[Entries from a dataset]
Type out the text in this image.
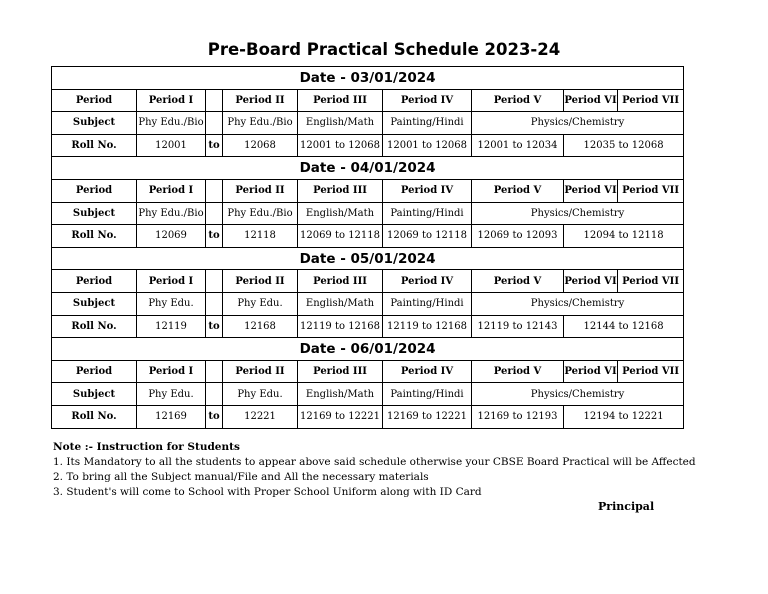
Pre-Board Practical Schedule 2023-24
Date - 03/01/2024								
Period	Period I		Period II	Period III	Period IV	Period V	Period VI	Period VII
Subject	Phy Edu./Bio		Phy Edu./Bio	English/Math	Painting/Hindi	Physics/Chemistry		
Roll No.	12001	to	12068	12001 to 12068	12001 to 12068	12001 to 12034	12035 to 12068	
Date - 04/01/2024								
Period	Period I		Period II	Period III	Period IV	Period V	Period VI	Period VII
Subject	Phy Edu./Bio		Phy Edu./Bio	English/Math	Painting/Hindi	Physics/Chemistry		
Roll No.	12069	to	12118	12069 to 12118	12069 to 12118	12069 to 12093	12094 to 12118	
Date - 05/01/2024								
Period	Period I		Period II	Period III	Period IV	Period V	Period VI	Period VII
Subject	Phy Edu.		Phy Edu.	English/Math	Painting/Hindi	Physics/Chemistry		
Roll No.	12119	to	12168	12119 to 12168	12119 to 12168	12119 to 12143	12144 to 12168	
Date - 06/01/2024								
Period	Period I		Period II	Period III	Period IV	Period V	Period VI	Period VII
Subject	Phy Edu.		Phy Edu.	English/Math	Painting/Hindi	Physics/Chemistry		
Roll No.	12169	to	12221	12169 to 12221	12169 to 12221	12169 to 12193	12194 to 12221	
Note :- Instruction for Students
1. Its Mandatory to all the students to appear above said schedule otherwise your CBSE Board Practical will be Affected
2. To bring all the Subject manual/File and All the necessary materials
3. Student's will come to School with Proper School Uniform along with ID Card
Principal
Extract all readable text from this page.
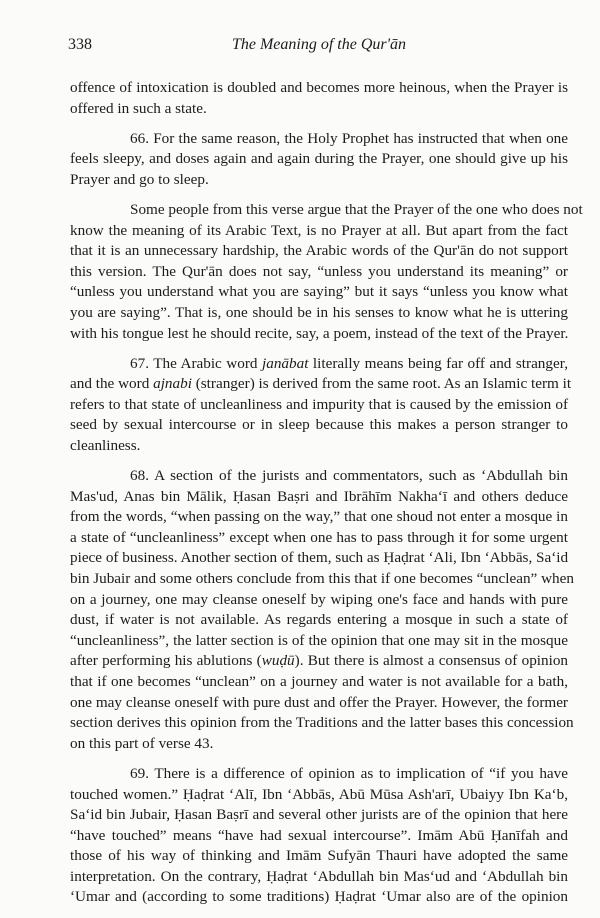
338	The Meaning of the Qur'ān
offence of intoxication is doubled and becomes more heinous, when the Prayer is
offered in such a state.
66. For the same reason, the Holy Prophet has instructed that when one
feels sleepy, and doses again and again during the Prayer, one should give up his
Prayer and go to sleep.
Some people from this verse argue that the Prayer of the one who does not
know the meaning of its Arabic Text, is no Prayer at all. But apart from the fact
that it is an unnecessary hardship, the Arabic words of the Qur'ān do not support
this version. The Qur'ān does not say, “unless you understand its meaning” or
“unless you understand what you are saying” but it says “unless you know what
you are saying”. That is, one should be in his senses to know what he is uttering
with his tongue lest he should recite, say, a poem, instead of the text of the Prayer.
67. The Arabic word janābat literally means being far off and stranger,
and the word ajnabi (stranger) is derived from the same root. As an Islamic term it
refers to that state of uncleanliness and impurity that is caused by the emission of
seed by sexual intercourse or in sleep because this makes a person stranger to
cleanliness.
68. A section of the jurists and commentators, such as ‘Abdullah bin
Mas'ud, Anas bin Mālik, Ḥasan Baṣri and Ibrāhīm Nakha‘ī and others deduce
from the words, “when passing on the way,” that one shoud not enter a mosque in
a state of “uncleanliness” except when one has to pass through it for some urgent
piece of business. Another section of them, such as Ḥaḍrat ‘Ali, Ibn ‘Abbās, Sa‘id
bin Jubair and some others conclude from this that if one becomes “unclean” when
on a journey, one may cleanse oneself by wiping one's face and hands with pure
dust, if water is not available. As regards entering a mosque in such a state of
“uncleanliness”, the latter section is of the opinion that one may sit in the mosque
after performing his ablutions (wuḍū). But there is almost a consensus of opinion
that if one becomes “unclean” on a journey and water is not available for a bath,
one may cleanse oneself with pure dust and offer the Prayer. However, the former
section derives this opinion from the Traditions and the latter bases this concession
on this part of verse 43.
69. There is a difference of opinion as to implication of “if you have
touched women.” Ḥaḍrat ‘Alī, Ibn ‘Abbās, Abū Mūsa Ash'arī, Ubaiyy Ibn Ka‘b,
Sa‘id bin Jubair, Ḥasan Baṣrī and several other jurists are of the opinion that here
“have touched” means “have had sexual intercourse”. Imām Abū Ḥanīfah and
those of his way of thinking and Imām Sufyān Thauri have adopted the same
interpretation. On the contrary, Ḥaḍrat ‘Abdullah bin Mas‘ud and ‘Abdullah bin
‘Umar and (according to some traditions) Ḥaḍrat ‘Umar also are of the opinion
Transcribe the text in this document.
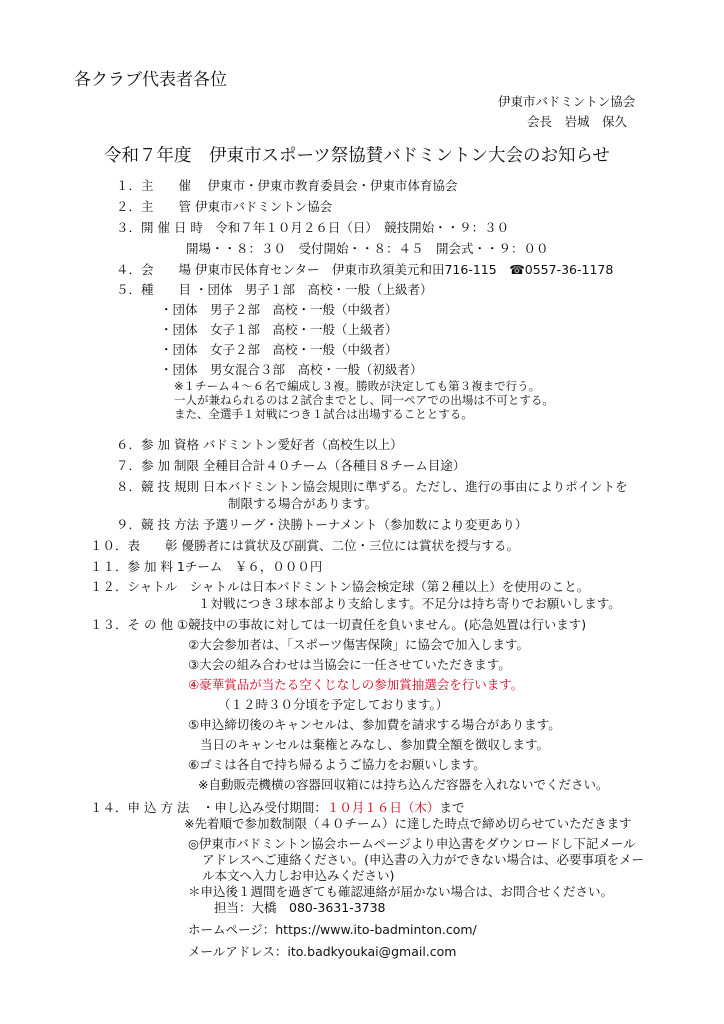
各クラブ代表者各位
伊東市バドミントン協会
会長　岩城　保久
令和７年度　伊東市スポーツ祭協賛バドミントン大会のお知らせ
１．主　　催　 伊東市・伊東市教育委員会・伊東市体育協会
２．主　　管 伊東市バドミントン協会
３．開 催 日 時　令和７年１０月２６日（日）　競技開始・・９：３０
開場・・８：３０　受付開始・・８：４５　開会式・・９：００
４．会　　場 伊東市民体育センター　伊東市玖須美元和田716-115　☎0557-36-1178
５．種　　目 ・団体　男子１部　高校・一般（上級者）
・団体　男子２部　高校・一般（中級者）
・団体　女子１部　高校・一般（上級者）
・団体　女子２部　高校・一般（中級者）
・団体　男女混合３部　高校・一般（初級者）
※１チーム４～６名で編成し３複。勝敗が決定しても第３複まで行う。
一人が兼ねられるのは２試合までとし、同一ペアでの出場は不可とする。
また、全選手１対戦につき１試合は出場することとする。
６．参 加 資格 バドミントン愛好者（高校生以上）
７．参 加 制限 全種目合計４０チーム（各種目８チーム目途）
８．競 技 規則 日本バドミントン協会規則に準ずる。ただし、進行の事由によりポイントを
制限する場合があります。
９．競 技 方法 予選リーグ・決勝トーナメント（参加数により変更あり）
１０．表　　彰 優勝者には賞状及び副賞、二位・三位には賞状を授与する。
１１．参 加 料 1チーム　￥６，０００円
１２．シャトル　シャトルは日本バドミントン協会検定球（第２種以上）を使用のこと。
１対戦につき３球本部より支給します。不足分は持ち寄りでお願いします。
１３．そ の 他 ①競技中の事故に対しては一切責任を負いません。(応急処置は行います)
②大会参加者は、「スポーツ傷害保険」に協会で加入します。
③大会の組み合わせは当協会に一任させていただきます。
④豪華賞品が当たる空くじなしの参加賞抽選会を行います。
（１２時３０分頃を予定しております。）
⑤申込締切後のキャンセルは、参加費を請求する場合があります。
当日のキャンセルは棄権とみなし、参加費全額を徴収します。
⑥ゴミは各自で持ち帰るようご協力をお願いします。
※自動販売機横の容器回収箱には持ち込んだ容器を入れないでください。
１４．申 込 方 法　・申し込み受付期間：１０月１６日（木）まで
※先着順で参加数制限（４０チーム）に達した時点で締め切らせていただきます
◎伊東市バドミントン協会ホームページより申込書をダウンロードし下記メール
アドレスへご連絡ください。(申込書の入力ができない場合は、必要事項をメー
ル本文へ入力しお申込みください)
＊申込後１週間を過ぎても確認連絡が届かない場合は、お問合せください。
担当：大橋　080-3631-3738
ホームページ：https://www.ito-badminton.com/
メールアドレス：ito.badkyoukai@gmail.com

**Exercise brief**
State the number of lines that contain the string "what", with no other words.

**Task answer**
2